EXERCISE PROMPT ::
Search the data below for the string "ggga". Extract every line that contains it.

BEGIN EXTRACTED INFORMATION

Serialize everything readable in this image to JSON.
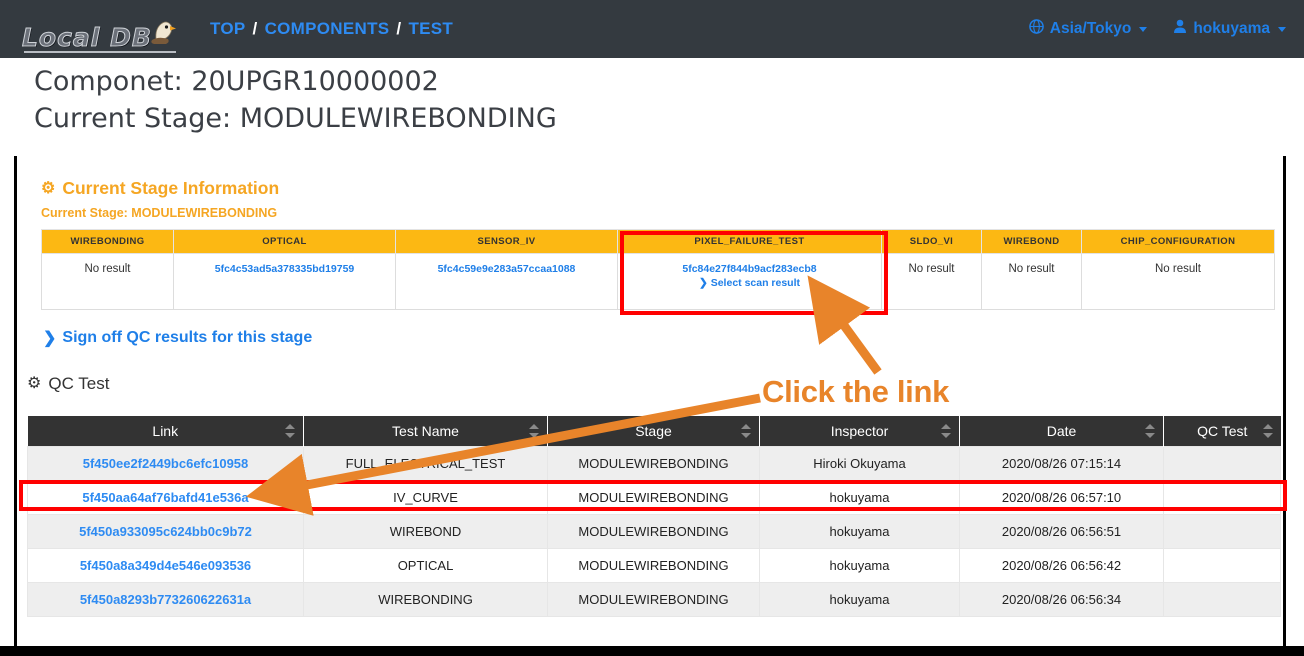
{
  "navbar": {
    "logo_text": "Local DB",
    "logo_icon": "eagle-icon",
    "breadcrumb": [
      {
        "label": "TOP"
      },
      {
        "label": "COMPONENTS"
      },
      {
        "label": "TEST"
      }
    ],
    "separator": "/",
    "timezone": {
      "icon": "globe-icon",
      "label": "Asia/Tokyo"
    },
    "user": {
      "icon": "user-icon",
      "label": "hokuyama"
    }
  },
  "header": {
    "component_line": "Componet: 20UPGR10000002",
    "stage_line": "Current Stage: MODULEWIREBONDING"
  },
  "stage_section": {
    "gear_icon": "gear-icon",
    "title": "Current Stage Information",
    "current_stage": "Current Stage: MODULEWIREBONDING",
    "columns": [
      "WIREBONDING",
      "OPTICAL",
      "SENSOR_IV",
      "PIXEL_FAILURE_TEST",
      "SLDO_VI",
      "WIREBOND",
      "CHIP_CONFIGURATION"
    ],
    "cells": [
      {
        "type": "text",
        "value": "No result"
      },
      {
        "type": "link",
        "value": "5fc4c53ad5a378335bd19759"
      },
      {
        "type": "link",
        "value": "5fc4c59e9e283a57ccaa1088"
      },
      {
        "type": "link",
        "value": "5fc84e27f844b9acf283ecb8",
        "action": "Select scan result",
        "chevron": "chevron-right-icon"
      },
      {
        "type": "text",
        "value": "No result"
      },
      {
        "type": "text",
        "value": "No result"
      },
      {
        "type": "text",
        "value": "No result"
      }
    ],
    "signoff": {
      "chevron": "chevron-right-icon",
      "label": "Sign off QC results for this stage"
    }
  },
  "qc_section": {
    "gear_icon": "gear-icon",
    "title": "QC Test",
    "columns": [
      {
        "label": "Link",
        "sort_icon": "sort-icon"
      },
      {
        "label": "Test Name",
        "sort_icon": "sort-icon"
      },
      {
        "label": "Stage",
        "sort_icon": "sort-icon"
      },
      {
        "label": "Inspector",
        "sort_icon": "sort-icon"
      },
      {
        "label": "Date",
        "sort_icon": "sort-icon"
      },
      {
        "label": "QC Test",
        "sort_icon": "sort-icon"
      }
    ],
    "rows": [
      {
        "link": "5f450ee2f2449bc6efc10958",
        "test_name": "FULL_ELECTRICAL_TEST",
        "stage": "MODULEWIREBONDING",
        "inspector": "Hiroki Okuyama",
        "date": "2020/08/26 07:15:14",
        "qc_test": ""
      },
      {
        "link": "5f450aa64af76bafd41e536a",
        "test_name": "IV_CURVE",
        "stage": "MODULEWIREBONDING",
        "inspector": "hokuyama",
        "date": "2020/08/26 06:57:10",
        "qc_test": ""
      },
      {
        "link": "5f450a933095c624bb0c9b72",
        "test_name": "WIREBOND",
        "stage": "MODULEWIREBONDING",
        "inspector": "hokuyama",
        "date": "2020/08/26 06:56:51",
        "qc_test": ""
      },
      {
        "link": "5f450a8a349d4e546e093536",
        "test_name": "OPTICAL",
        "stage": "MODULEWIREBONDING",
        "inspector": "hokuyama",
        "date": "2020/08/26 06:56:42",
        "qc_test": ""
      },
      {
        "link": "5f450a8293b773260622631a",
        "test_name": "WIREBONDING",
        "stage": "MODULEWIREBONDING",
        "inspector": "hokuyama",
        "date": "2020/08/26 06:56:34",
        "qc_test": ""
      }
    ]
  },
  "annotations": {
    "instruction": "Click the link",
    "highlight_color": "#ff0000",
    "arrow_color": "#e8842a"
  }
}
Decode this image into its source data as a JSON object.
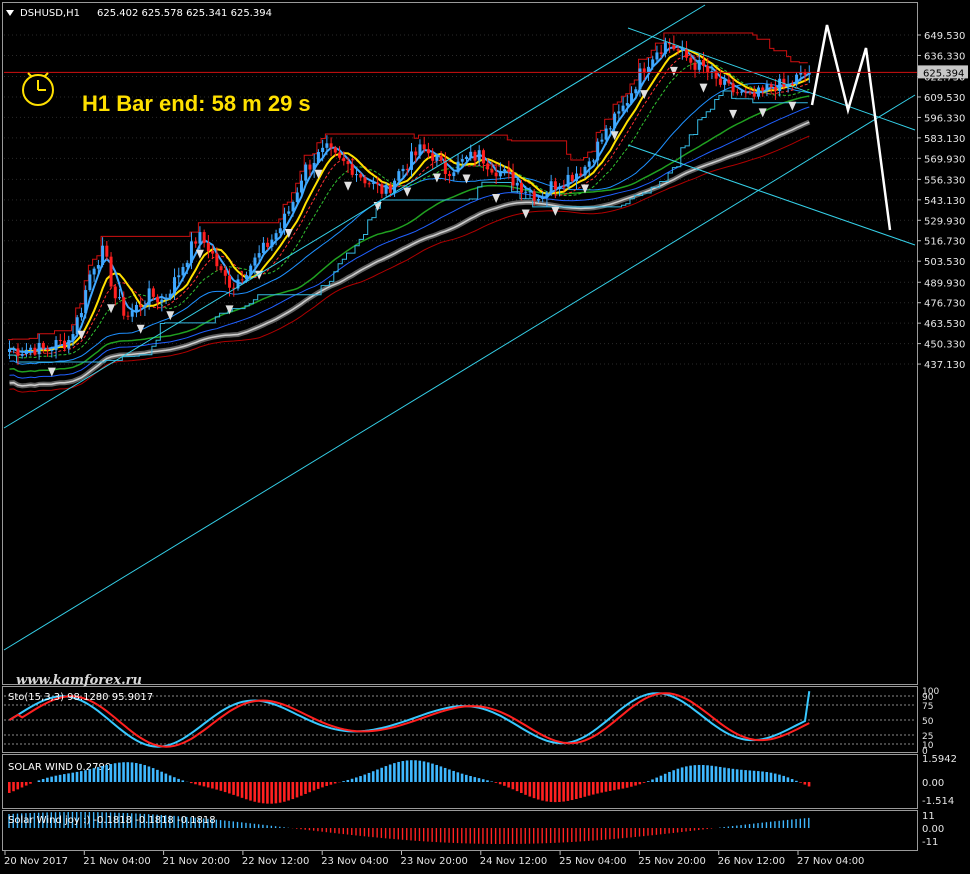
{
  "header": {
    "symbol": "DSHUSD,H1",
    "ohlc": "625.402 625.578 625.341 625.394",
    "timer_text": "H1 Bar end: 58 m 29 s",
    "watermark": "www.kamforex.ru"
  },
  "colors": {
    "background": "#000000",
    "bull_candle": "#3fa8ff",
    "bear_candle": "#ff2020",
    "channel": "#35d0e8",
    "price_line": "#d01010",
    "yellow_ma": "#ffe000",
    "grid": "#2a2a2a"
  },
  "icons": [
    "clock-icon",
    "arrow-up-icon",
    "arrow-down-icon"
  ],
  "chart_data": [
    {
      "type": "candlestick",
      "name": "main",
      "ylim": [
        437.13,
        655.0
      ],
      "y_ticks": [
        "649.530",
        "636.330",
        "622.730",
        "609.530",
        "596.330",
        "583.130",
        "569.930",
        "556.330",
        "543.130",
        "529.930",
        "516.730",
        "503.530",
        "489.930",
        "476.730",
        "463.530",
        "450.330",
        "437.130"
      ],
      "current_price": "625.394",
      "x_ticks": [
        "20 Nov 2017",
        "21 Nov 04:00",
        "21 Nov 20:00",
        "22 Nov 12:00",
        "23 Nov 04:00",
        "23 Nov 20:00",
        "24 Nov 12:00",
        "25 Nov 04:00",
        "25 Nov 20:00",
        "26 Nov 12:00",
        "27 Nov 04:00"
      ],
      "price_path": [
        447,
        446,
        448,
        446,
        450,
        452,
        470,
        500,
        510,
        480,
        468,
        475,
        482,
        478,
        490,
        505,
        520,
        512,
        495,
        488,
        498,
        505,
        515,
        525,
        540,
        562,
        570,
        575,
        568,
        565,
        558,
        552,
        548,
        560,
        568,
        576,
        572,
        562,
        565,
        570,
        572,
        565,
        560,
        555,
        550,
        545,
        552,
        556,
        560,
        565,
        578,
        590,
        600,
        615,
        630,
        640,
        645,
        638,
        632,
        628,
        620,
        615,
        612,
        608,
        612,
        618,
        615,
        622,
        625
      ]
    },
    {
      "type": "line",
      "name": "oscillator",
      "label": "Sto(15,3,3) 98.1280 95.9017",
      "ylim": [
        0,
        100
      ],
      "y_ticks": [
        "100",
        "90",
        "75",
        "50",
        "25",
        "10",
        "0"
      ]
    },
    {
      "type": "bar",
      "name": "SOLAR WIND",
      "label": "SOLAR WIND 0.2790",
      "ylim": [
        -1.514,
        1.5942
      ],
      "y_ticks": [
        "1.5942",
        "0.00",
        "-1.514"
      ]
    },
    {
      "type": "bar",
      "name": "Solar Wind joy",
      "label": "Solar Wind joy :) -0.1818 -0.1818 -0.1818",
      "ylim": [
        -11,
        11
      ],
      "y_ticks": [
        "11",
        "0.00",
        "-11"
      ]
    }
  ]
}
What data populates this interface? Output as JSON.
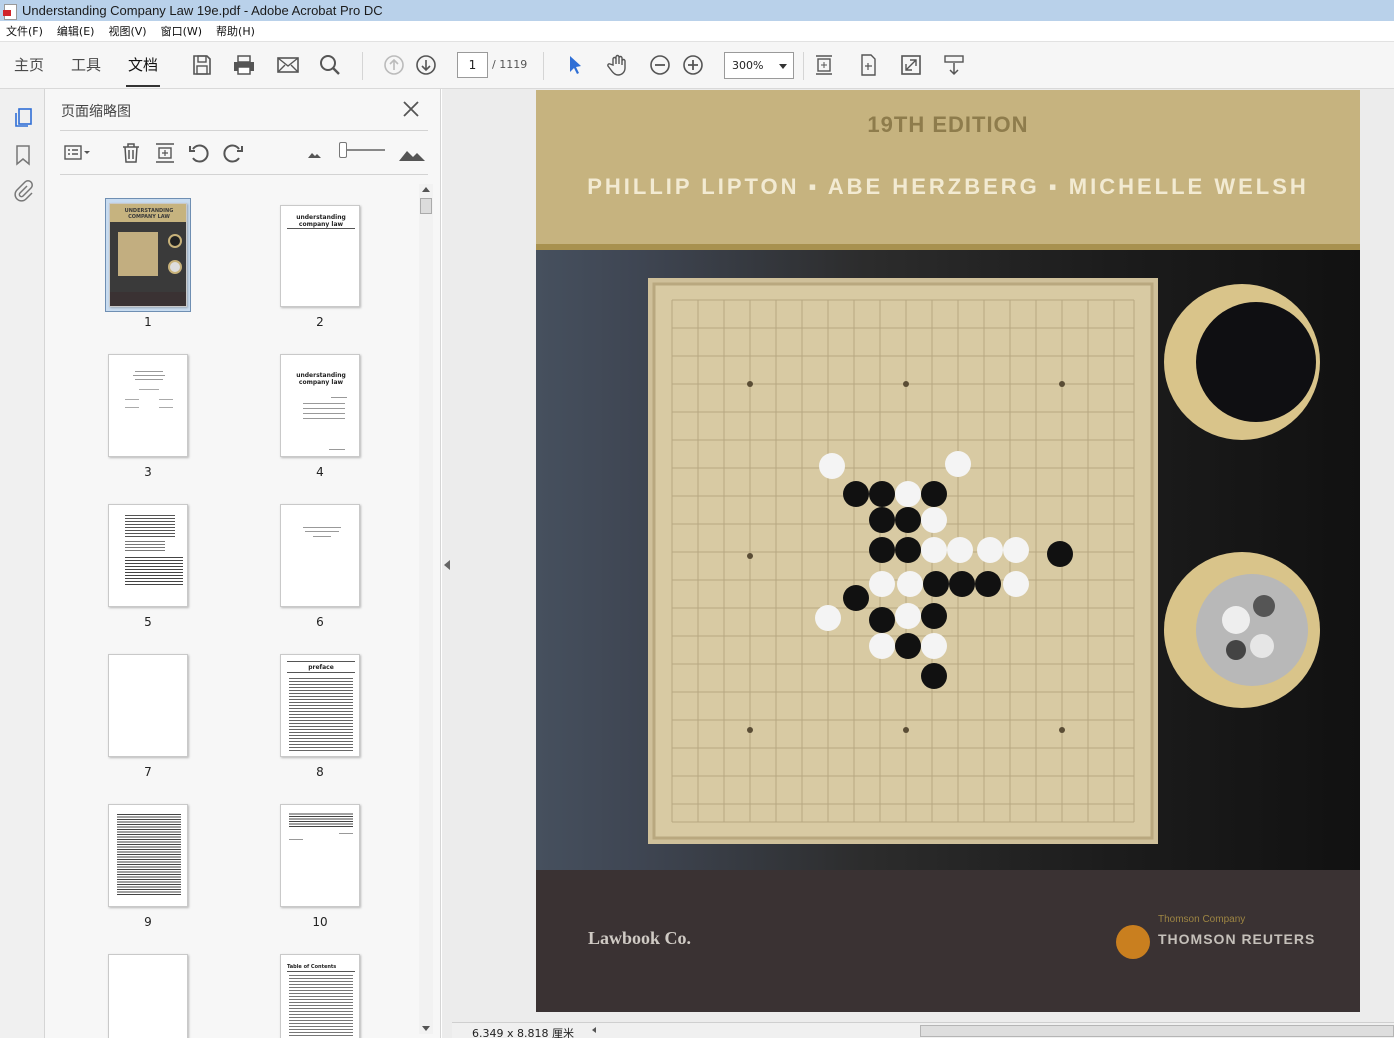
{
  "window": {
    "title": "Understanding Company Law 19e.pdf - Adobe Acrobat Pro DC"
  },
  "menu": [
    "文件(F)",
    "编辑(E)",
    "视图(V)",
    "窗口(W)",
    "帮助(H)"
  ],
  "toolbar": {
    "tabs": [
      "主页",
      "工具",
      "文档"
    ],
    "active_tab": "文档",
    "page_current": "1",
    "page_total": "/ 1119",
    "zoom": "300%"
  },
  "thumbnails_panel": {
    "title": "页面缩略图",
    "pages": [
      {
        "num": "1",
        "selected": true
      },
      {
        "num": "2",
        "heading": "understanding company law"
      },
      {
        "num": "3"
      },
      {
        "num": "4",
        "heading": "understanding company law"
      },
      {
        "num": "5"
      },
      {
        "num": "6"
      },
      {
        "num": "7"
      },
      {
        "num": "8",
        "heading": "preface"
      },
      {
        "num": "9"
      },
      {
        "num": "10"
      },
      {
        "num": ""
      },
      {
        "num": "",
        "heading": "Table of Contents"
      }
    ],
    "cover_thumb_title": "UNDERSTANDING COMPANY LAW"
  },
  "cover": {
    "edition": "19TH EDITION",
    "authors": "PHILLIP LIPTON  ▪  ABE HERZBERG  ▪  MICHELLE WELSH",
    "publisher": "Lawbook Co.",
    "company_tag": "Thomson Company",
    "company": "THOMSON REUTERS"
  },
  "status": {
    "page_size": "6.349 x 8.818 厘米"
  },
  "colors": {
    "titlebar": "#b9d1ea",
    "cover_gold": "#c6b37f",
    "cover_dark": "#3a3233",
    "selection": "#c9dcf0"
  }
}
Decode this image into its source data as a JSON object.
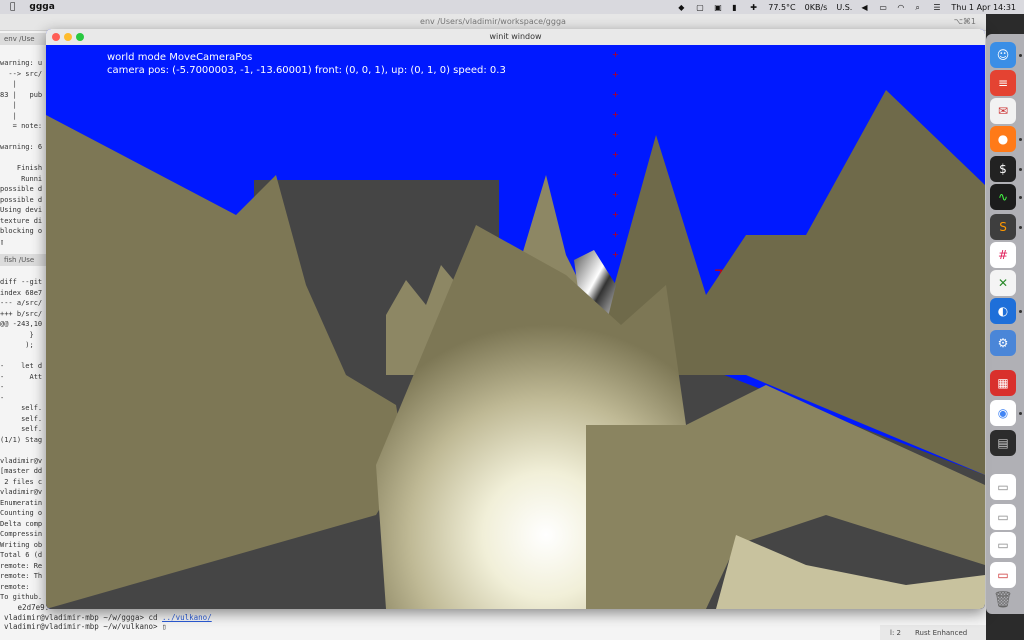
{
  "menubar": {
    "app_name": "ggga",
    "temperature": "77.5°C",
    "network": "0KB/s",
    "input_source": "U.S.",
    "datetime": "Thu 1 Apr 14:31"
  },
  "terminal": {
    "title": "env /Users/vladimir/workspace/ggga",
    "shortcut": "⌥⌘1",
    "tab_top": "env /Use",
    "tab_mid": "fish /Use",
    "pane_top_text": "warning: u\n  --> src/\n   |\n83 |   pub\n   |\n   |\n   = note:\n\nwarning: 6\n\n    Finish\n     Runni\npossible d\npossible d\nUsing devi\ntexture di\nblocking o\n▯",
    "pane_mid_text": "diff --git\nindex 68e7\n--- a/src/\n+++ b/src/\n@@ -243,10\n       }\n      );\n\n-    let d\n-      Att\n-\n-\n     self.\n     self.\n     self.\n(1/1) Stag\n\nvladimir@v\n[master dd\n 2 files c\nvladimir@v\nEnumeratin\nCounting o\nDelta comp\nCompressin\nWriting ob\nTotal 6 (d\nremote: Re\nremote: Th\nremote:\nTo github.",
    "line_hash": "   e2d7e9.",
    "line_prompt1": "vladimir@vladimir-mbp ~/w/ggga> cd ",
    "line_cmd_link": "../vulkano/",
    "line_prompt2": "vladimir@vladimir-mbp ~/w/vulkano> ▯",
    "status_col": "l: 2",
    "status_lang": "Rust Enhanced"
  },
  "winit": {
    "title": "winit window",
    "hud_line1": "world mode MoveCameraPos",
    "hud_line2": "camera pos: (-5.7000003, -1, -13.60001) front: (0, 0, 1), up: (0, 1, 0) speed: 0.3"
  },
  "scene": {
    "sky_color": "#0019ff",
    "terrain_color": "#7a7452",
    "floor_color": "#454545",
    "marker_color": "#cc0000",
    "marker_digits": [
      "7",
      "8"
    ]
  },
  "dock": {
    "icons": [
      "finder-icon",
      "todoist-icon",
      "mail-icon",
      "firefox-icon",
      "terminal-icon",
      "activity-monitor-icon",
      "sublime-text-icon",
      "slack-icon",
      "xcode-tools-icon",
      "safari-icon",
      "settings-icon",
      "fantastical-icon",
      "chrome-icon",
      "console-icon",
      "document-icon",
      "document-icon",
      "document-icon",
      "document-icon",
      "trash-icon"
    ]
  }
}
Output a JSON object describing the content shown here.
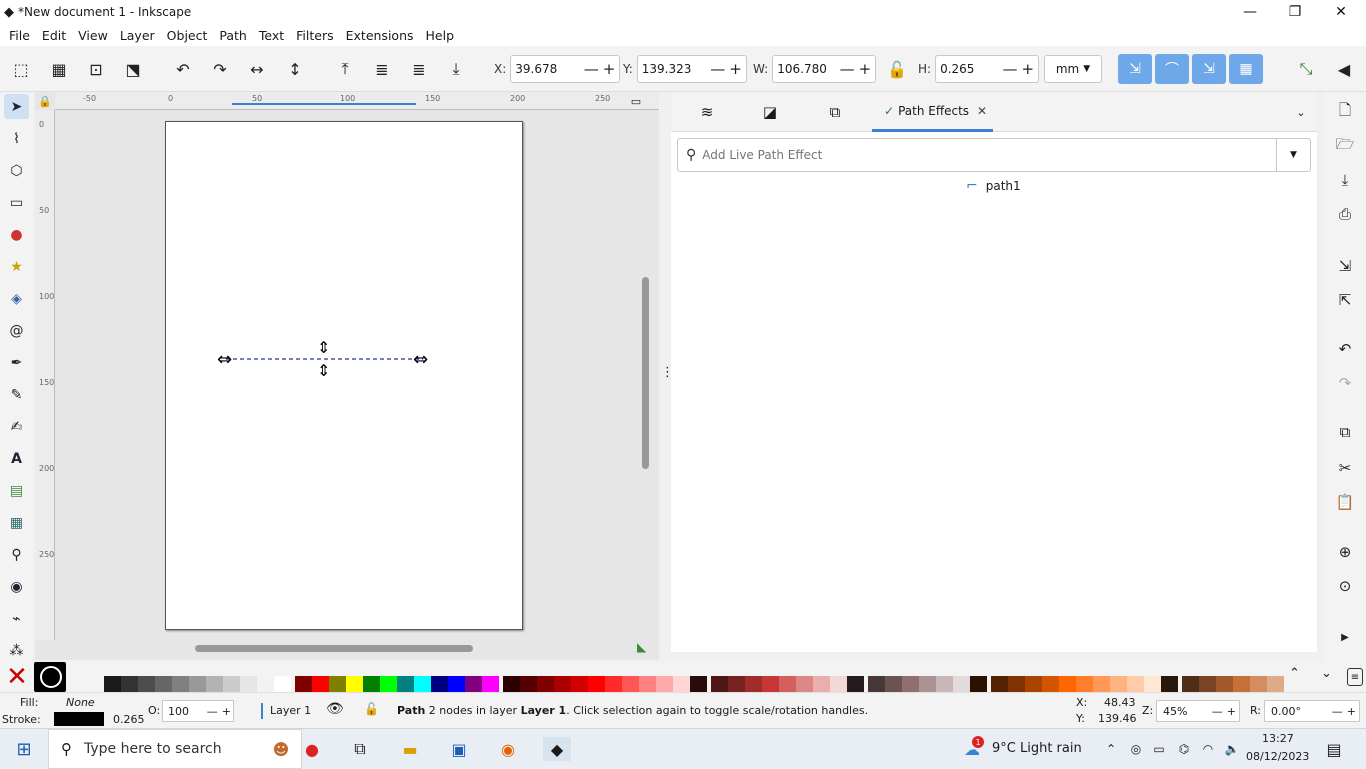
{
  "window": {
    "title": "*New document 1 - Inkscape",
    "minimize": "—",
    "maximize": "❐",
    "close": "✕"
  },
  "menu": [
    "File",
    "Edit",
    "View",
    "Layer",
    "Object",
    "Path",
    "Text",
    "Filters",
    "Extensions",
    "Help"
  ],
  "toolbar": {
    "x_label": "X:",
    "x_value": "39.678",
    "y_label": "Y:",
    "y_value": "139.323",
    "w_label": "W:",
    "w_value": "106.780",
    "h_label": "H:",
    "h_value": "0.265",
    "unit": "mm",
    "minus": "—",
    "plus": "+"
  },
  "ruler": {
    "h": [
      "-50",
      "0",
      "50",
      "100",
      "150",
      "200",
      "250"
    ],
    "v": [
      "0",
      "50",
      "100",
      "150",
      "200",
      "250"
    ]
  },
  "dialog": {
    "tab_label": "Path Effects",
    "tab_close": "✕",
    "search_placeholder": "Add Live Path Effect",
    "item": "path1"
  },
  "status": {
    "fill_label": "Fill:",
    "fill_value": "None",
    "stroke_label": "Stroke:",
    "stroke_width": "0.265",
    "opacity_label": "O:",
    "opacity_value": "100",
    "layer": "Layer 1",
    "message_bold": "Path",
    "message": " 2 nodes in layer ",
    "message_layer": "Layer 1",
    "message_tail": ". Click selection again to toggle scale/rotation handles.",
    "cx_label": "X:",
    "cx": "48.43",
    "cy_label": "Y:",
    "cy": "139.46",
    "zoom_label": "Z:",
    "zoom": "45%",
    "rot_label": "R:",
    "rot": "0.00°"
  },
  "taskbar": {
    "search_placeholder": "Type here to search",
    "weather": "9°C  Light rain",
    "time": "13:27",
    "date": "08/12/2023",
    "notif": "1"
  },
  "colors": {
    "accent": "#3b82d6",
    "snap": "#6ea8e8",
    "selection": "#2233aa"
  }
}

END EXTRACTED INFORMATION

RESULT FOR THIS EXERCISE ::
    "app_name": "ggga",
    "title": "env /Users/vladimir/workspace/ggga",
    "line_prompt1": "vladimir@vladimir-mbp ~/w/ggga> cd ",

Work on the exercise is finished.